▶ Description of the task: Copy every line, leaving nothing out and adding nothing.

(Data listing)
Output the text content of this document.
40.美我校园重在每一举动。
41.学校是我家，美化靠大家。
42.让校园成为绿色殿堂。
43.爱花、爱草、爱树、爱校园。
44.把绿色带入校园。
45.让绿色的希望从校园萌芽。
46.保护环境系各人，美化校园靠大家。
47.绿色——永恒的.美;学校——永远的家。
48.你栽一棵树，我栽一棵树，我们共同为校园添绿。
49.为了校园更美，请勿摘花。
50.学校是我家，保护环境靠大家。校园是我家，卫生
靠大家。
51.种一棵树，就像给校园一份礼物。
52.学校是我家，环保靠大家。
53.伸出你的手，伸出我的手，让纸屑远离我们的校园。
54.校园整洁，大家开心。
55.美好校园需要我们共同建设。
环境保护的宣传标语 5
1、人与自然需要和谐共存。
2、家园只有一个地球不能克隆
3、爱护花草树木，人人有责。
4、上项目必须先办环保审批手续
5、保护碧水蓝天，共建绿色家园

▶ Written answer:
Output the text content of this document.
40.美我校园重在每一举动。
41.学校是我家，美化靠大家。
42.让校园成为绿色殿堂。
43.爱花、爱草、爱树、爱校园。
44.把绿色带入校园。
45.让绿色的希望从校园萌芽。
46.保护环境系各人，美化校园靠大家。
47.绿色——永恒的.美;学校——永远的家。
48.你栽一棵树，我栽一棵树，我们共同为校园添绿。
49.为了校园更美，请勿摘花。
50.学校是我家，保护环境靠大家。校园是我家，卫生
靠大家。
51.种一棵树，就像给校园一份礼物。
52.学校是我家，环保靠大家。
53.伸出你的手，伸出我的手，让纸屑远离我们的校园。
54.校园整洁，大家开心。
55.美好校园需要我们共同建设。
环境保护的宣传标语 5
1、人与自然需要和谐共存。
2、家园只有一个地球不能克隆
3、爱护花草树木，人人有责。
4、上项目必须先办环保审批手续
5、保护碧水蓝天，共建绿色家园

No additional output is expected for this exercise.